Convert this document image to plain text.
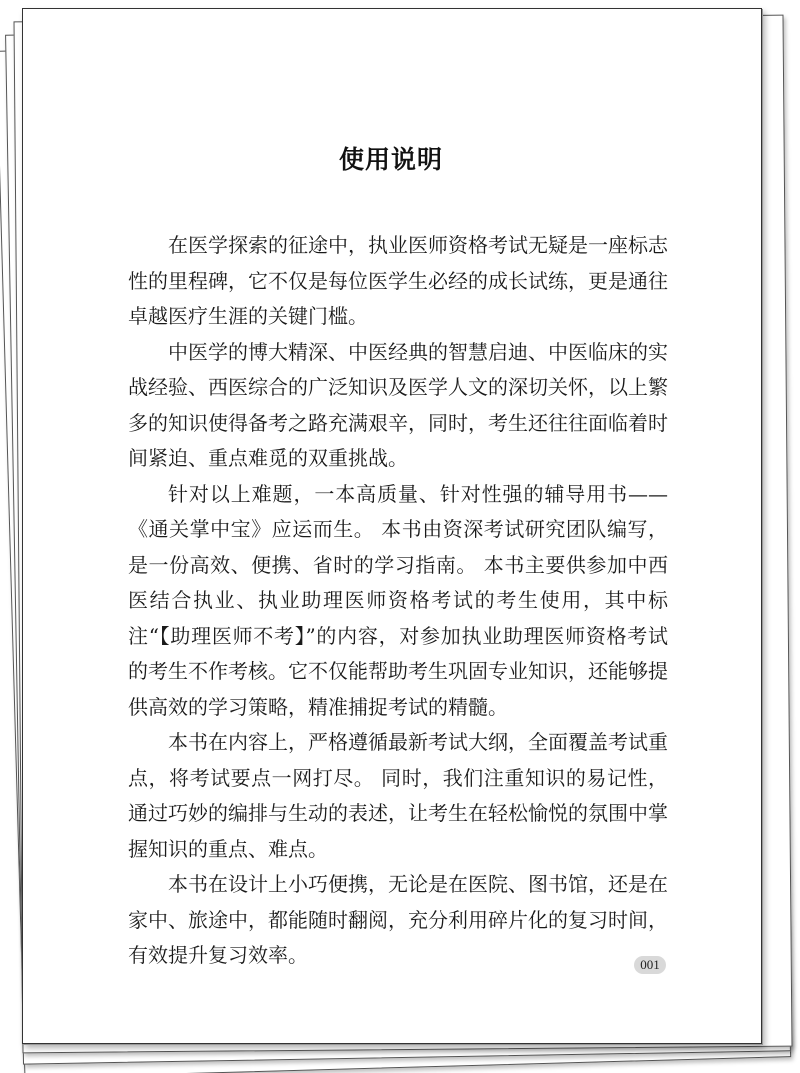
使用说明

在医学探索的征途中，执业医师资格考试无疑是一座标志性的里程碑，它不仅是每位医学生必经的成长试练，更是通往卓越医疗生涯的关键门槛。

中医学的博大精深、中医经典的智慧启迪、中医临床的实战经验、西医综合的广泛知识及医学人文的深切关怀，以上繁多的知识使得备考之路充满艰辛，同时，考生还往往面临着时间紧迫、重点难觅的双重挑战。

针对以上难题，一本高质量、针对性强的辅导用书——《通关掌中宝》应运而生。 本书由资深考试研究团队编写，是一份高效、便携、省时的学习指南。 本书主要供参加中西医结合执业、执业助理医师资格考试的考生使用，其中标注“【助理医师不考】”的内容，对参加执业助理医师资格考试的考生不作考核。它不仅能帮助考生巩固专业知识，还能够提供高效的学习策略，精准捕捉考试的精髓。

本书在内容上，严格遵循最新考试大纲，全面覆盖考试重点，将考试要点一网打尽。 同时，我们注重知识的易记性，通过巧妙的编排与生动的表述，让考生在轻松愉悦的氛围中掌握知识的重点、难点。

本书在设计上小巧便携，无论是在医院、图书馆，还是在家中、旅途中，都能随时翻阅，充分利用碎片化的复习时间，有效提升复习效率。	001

# # # #

◆ Your instructions
Copy out the listing exactly as it stands, but not the pictures.

◆ Solution to this exercise
Convert this document image to plain text.
使用说明

在医学探索的征途中，执业医师资格考试无疑是一座标志性的里程碑，它不仅是每位医学生必经的成长试练，更是通往卓越医疗生涯的关键门槛。

中医学的博大精深、中医经典的智慧启迪、中医临床的实战经验、西医综合的广泛知识及医学人文的深切关怀，以上繁多的知识使得备考之路充满艰辛，同时，考生还往往面临着时间紧迫、重点难觅的双重挑战。

针对以上难题，一本高质量、针对性强的辅导用书——《通关掌中宝》应运而生。 本书由资深考试研究团队编写，是一份高效、便携、省时的学习指南。 本书主要供参加中西医结合执业、执业助理医师资格考试的考生使用，其中标注“【助理医师不考】”的内容，对参加执业助理医师资格考试的考生不作考核。它不仅能帮助考生巩固专业知识，还能够提供高效的学习策略，精准捕捉考试的精髓。

本书在内容上，严格遵循最新考试大纲，全面覆盖考试重点，将考试要点一网打尽。 同时，我们注重知识的易记性，通过巧妙的编排与生动的表述，让考生在轻松愉悦的氛围中掌握知识的重点、难点。

本书在设计上小巧便携，无论是在医院、图书馆，还是在家中、旅途中，都能随时翻阅，充分利用碎片化的复习时间，有效提升复习效率。	001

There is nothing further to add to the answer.